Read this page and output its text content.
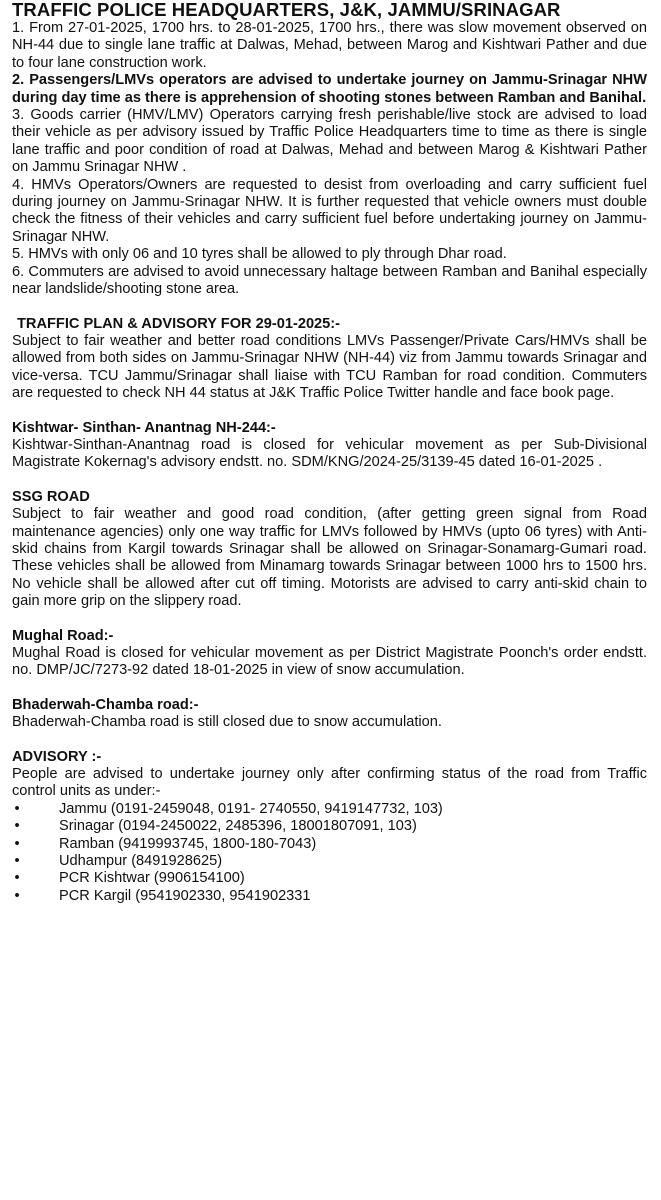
TRAFFIC POLICE HEADQUARTERS, J&K, JAMMU/SRINAGAR

1. From 27-01-2025, 1700 hrs. to 28-01-2025, 1700 hrs., there was slow movement observed on NH-44 due to single lane traffic at Dalwas, Mehad, between Marog and Kishtwari Pather and due to four lane construction work.

2. Passengers/LMVs operators are advised to undertake journey on Jammu-Srinagar NHW during day time as there is apprehension of shooting stones between Ramban and Banihal.

3. Goods carrier (HMV/LMV) Operators carrying fresh perishable/live stock are advised to load their vehicle as per advisory issued by Traffic Police Headquarters time to time as there is single lane traffic and poor condition of road at Dalwas, Mehad and between Marog & Kishtwari Pather on Jammu Srinagar NHW .

4. HMVs Operators/Owners are requested to desist from overloading and carry sufficient fuel during journey on Jammu-Srinagar NHW. It is further requested that vehicle owners must double check the fitness of their vehicles and carry sufficient fuel before undertaking journey on Jammu-Srinagar NHW.

5. HMVs with only 06 and 10 tyres shall be allowed to ply through Dhar road.

6. Commuters are advised to avoid unnecessary haltage between Ramban and Banihal especially near landslide/shooting stone area.

TRAFFIC PLAN & ADVISORY FOR 29-01-2025:-

Subject to fair weather and better road conditions LMVs Passenger/Private Cars/HMVs shall be allowed from both sides on Jammu-Srinagar NHW (NH-44) viz from Jammu towards Srinagar and vice-versa. TCU Jammu/Srinagar shall liaise with TCU Ramban for road condition. Commuters are requested to check NH 44 status at J&K Traffic Police Twitter handle and face book page.

Kishtwar- Sinthan- Anantnag NH-244:-

Kishtwar-Sinthan-Anantnag road is closed for vehicular movement as per Sub-Divisional Magistrate Kokernag's advisory endstt. no. SDM/KNG/2024-25/3139-45 dated 16-01-2025 .

SSG ROAD

Subject to fair weather and good road condition, (after getting green signal from Road maintenance agencies) only one way traffic for LMVs followed by HMVs (upto 06 tyres) with Anti-skid chains from Kargil towards Srinagar shall be allowed on Srinagar-Sonamarg-Gumari road. These vehicles shall be allowed from Minamarg towards Srinagar between 1000 hrs to 1500 hrs. No vehicle shall be allowed after cut off timing. Motorists are advised to carry anti-skid chain to gain more grip on the slippery road.

Mughal Road:-

Mughal Road is closed for vehicular movement as per District Magistrate Poonch's order endstt. no. DMP/JC/7273-92 dated 18-01-2025 in view of snow accumulation.

Bhaderwah-Chamba road:-

Bhaderwah-Chamba road is still closed due to snow accumulation.

ADVISORY :-

People are advised to undertake journey only after confirming status of the road from Traffic control units as under:-

•	Jammu (0191-2459048, 0191- 2740550, 9419147732, 103)
•	Srinagar (0194-2450022, 2485396, 18001807091, 103)
•	Ramban (9419993745, 1800-180-7043)
•	Udhampur (8491928625)
•	PCR Kishtwar (9906154100)
•	PCR Kargil (9541902330, 9541902331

^^^^^^^^^^^^^^^^

■ Aim of the exercise: Check each line of the entries above, and show every one holding the word "accumulation".

■ Reply to the task:
Mughal Road is closed for vehicular movement as per District Magistrate Poonch's order endstt. no. DMP/JC/7273-92 dated 18-01-2025 in view of snow accumulation.
Bhaderwah-Chamba road is still closed due to snow accumulation.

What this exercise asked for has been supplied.